Copy all lines below exactly as written. Leave pictures out.

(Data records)
━━━

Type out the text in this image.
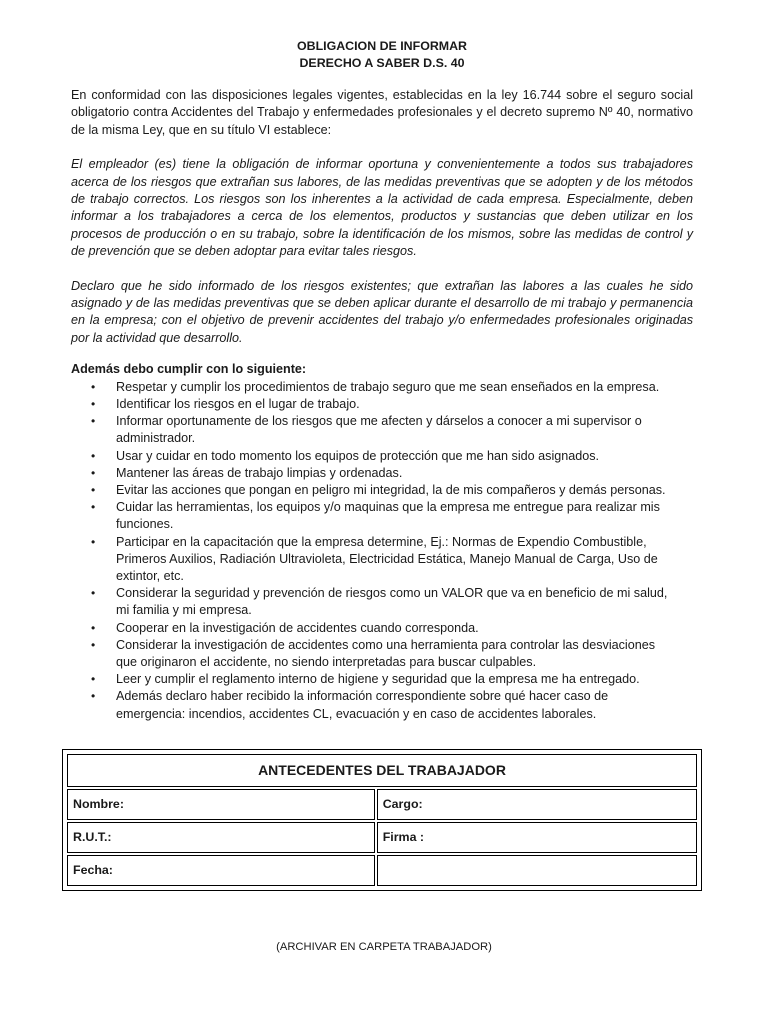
OBLIGACION DE INFORMAR
DERECHO A SABER D.S. 40

En conformidad con las disposiciones legales vigentes, establecidas en la ley 16.744 sobre el seguro social obligatorio contra Accidentes del Trabajo y enfermedades profesionales y el decreto supremo Nº 40, normativo de la misma Ley, que en su título VI establece:

El empleador (es) tiene la obligación de informar oportuna y convenientemente a todos sus trabajadores acerca de los riesgos que extrañan sus labores, de las medidas preventivas que se adopten y de los métodos de trabajo correctos. Los riesgos son los inherentes a la actividad de cada empresa. Especialmente, deben informar a los trabajadores a cerca de los elementos, productos y sustancias que deben utilizar en los procesos de producción o en su trabajo, sobre la identificación de los mismos, sobre las medidas de control y de prevención que se deben adoptar para evitar tales riesgos.

Declaro que he sido informado de los riesgos existentes; que extrañan las labores a las cuales he sido asignado y de las medidas preventivas que se deben aplicar durante el desarrollo de mi trabajo y permanencia en la empresa; con el objetivo de prevenir accidentes del trabajo y/o enfermedades profesionales originadas por la actividad que desarrollo.

Además debo cumplir con lo siguiente:
• Respetar y cumplir los procedimientos de trabajo seguro que me sean enseñados en la empresa.
• Identificar los riesgos en el lugar de trabajo.
• Informar oportunamente de los riesgos que me afecten y dárselos a conocer a mi supervisor o administrador.
• Usar y cuidar en todo momento los equipos de protección que me han sido asignados.
• Mantener las áreas de trabajo limpias y ordenadas.
• Evitar las acciones que pongan en peligro mi integridad, la de mis compañeros y demás personas.
• Cuidar las herramientas, los equipos y/o maquinas que la empresa me entregue para realizar mis funciones.
• Participar en la capacitación que la empresa determine, Ej.: Normas de Expendio Combustible, Primeros Auxilios, Radiación Ultravioleta, Electricidad Estática, Manejo Manual de Carga, Uso de extintor, etc.
• Considerar la seguridad y prevención de riesgos como un VALOR que va en beneficio de mi salud, mi familia y mi empresa.
• Cooperar en la investigación de accidentes cuando corresponda.
• Considerar la investigación de accidentes como una herramienta para controlar las desviaciones que originaron el accidente, no siendo interpretadas para buscar culpables.
• Leer y cumplir el reglamento interno de higiene y seguridad que la empresa me ha entregado.
• Además declaro haber recibido la información correspondiente sobre qué hacer caso de emergencia: incendios, accidentes CL, evacuación y en caso de accidentes laborales.
ANTECEDENTES DEL TRABAJADOR	
Nombre:	Cargo:
R.U.T.:	Firma :
Fecha:	
(ARCHIVAR EN CARPETA TRABAJADOR)
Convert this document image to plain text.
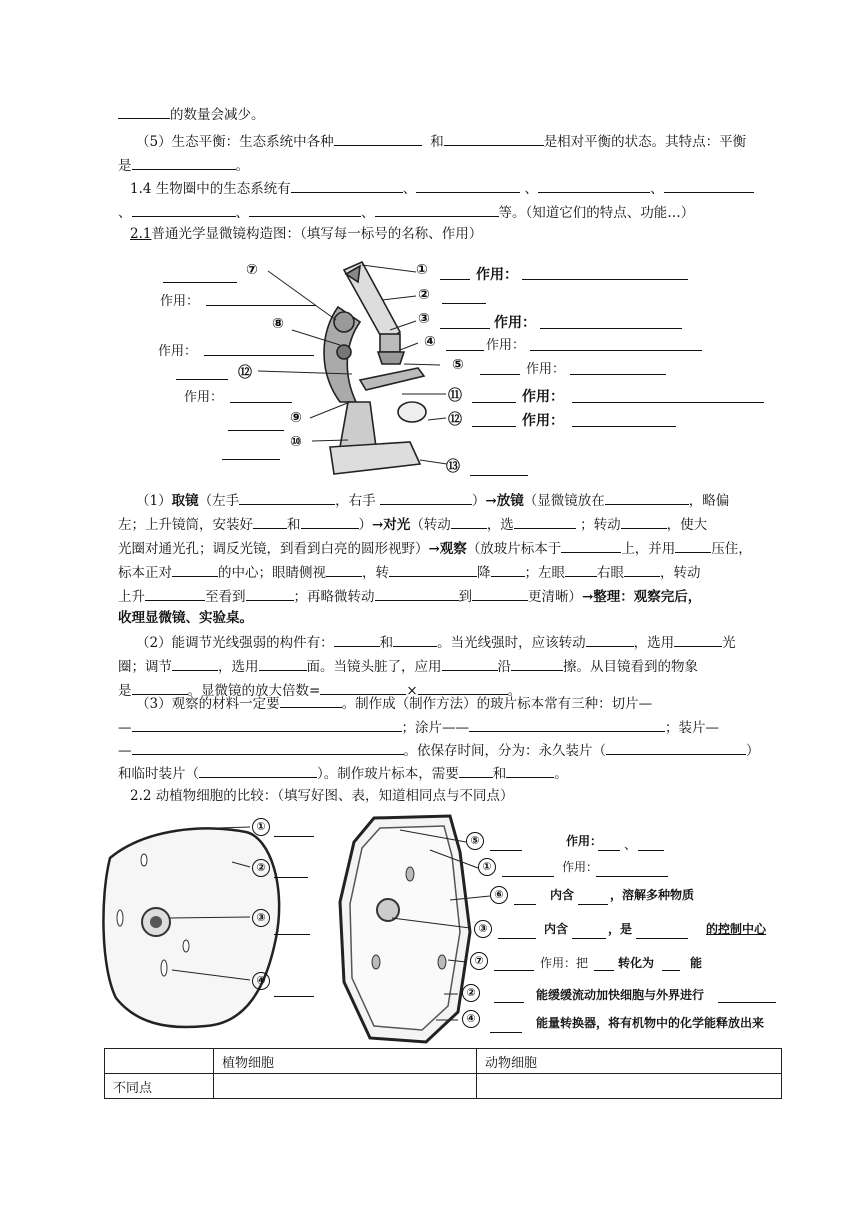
的数量会减少。
（5）生态平衡：生态系统中各种	和	是相对平衡的状态。其特点：平衡
是	。
1.4 生物圈中的生态系统有	、	、	、
、	、	、	等。（知道它们的特点、功能…）
2.1普通光学显微镜构造图：（填写每一标号的名称、作用）
⑦
作用：
⑧
作用：
⑫
作用：
⑨
⑩
①	作用：
②
③	作用：
④	作用：
⑤	作用：
⑪	作用：
⑫	作用：
⑬
（1）取镜（左手	，右手	）→放镜（显微镜放在	，略偏
左；上升镜筒，安装好	和	）→对光（转动	，选	；转动	，使大
光圈对通光孔；调反光镜，到看到白亮的圆形视野）→观察（放玻片标本于	上，并用	压住，
标本正对	的中心；眼睛侧视	，转	降	；左眼 右眼	，转动
上升	至看到	；再略微转动	到	更清晰）→整理：观察完后，
收理显微镜、实验桌。
（2）能调节光线强弱的构件有：	和	。当光线强时，应该转动	，选用	光
圈；调节	，选用	面。当镜头脏了，应用	沿	擦。从目镜看到的物象
是	。显微镜的放大倍数=	×	。
（3）观察的材料一定要	。制作成（制作方法）的玻片标本常有三种：切片—
—	；涂片——	；装片—
—	。依保存时间，分为：永久装片（	）
和临时装片（	）。制作玻片标本，需要	和	。
2.2 动植物细胞的比较：（填写好图、表，知道相同点与不同点）
①
②
③
④
⑤	作用： 、
①	作用：
⑥	内含	，溶解多种物质
③	内含	，是	的控制中心
⑦	作用：把 转化为	能
②	能缓缓流动加快细胞与外界进行
④	能量转换器，将有机物中的化学能释放出来
	植物细胞	动物细胞
不同点		
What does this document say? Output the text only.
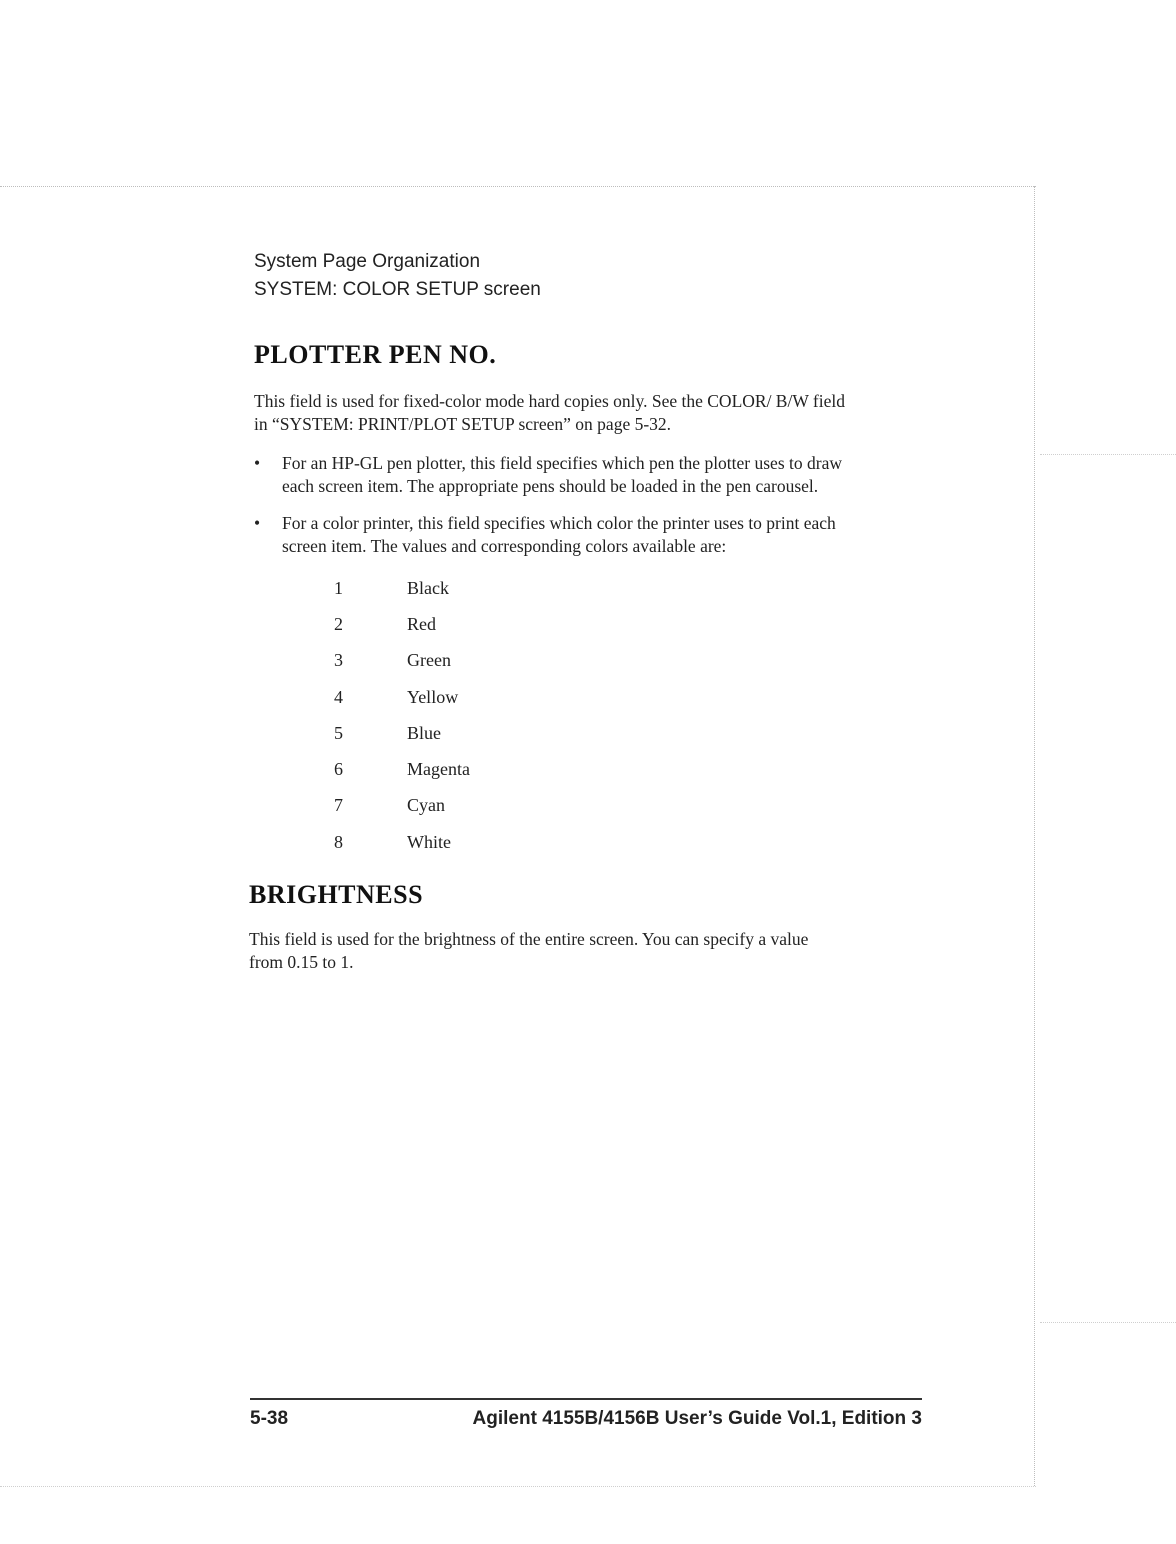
System Page Organization
SYSTEM: COLOR SETUP screen
PLOTTER PEN NO.

This field is used for fixed-color mode hard copies only. See the COLOR/ B/W field

in “SYSTEM: PRINT/PLOT SETUP screen” on page 5-32.

• For an HP-GL pen plotter, this field specifies which pen the plotter uses to draw
each screen item. The appropriate pens should be loaded in the pen carousel.
• For a color printer, this field specifies which color the printer uses to print each
screen item. The values and corresponding colors available are:
1	Black
2	Red
3	Green
4	Yellow
5	Blue
6	Magenta
7	Cyan
8	White
BRIGHTNESS

This field is used for the brightness of the entire screen. You can specify a value

from 0.15 to 1.

5-38	Agilent 4155B/4156B User’s Guide Vol.1, Edition 3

━━━

ANSWER TO THE PROBLEM:
Type out the text in this image.
OBLIGACION DE INFORMAR
DERECHO A SABER D.S. 40

En conformidad con las disposiciones legales vigentes, establecidas en la ley 16.744 sobre el seguro social obligatorio contra Accidentes del Trabajo y enfermedades profesionales y el decreto supremo Nº 40, normativo de la misma Ley, que en su título VI establece:

El empleador (es) tiene la obligación de informar oportuna y convenientemente a todos sus trabajadores acerca de los riesgos que extrañan sus labores, de las medidas preventivas que se adopten y de los métodos de trabajo correctos. Los riesgos son los inherentes a la actividad de cada empresa. Especialmente, deben informar a los trabajadores a cerca de los elementos, productos y sustancias que deben utilizar en los procesos de producción o en su trabajo, sobre la identificación de los mismos, sobre las medidas de control y de prevención que se deben adoptar para evitar tales riesgos.

Declaro que he sido informado de los riesgos existentes; que extrañan las labores a las cuales he sido asignado y de las medidas preventivas que se deben aplicar durante el desarrollo de mi trabajo y permanencia en la empresa; con el objetivo de prevenir accidentes del trabajo y/o enfermedades profesionales originadas por la actividad que desarrollo.

Además debo cumplir con lo siguiente:
• Respetar y cumplir los procedimientos de trabajo seguro que me sean enseñados en la empresa.
• Identificar los riesgos en el lugar de trabajo.
• Informar oportunamente de los riesgos que me afecten y dárselos a conocer a mi supervisor o administrador.
• Usar y cuidar en todo momento los equipos de protección que me han sido asignados.
• Mantener las áreas de trabajo limpias y ordenadas.
• Evitar las acciones que pongan en peligro mi integridad, la de mis compañeros y demás personas.
• Cuidar las herramientas, los equipos y/o maquinas que la empresa me entregue para realizar mis funciones.
• Participar en la capacitación que la empresa determine, Ej.: Normas de Expendio Combustible, Primeros Auxilios, Radiación Ultravioleta, Electricidad Estática, Manejo Manual de Carga, Uso de extintor, etc.
• Considerar la seguridad y prevención de riesgos como un VALOR que va en beneficio de mi salud, mi familia y mi empresa.
• Cooperar en la investigación de accidentes cuando corresponda.
• Considerar la investigación de accidentes como una herramienta para controlar las desviaciones que originaron el accidente, no siendo interpretadas para buscar culpables.
• Leer y cumplir el reglamento interno de higiene y seguridad que la empresa me ha entregado.
• Además declaro haber recibido la información correspondiente sobre qué hacer caso de emergencia: incendios, accidentes CL, evacuación y en caso de accidentes laborales.
ANTECEDENTES DEL TRABAJADOR	
Nombre:	Cargo:
R.U.T.:	Firma :
Fecha:	
(ARCHIVAR EN CARPETA TRABAJADOR)
Convert this document image to plain text.
的数量会减少。
（5）生态平衡：生态系统中各种	和	是相对平衡的状态。其特点：平衡
是	。
1.4 生物圈中的生态系统有	、	、	、
、	、	、	等。（知道它们的特点、功能…）
2.1普通光学显微镜构造图：（填写每一标号的名称、作用）
⑦
作用：
⑧
作用：
⑫
作用：
⑨
⑩
①	作用：
②
③	作用：
④	作用：
⑤	作用：
⑪	作用：
⑫	作用：
⑬
（1）取镜（左手	，右手	）→放镜（显微镜放在	，略偏
左；上升镜筒，安装好	和	）→对光（转动	，选	；转动	，使大
光圈对通光孔；调反光镜，到看到白亮的圆形视野）→观察（放玻片标本于	上，并用	压住，
标本正对	的中心；眼睛侧视	，转	降	；左眼 右眼	，转动
上升	至看到	；再略微转动	到	更清晰）→整理：观察完后，
收理显微镜、实验桌。
（2）能调节光线强弱的构件有：	和	。当光线强时，应该转动	，选用	光
圈；调节	，选用	面。当镜头脏了，应用	沿	擦。从目镜看到的物象
是	。显微镜的放大倍数=	×	。
（3）观察的材料一定要	。制作成（制作方法）的玻片标本常有三种：切片—
—	；涂片——	；装片—
—	。依保存时间，分为：永久装片（	）
和临时装片（	）。制作玻片标本，需要	和	。
2.2 动植物细胞的比较：（填写好图、表，知道相同点与不同点）
①
②
③
④
⑤	作用： 、
①	作用：
⑥	内含	，溶解多种物质
③	内含	，是	的控制中心
⑦	作用：把 转化为	能
②	能缓缓流动加快细胞与外界进行
④	能量转换器，将有机物中的化学能释放出来
	植物细胞	动物细胞
不同点		
What does this document say? Output the text only.
System Page Organization
SYSTEM: COLOR SETUP screen
PLOTTER PEN NO.

This field is used for fixed-color mode hard copies only. See the COLOR/ B/W field

in “SYSTEM: PRINT/PLOT SETUP screen” on page 5-32.

• For an HP-GL pen plotter, this field specifies which pen the plotter uses to draw
each screen item. The appropriate pens should be loaded in the pen carousel.
• For a color printer, this field specifies which color the printer uses to print each
screen item. The values and corresponding colors available are:
1	Black
2	Red
3	Green
4	Yellow
5	Blue
6	Magenta
7	Cyan
8	White
BRIGHTNESS

This field is used for the brightness of the entire screen. You can specify a value

from 0.15 to 1.

5-38	Agilent 4155B/4156B User’s Guide Vol.1, Edition 3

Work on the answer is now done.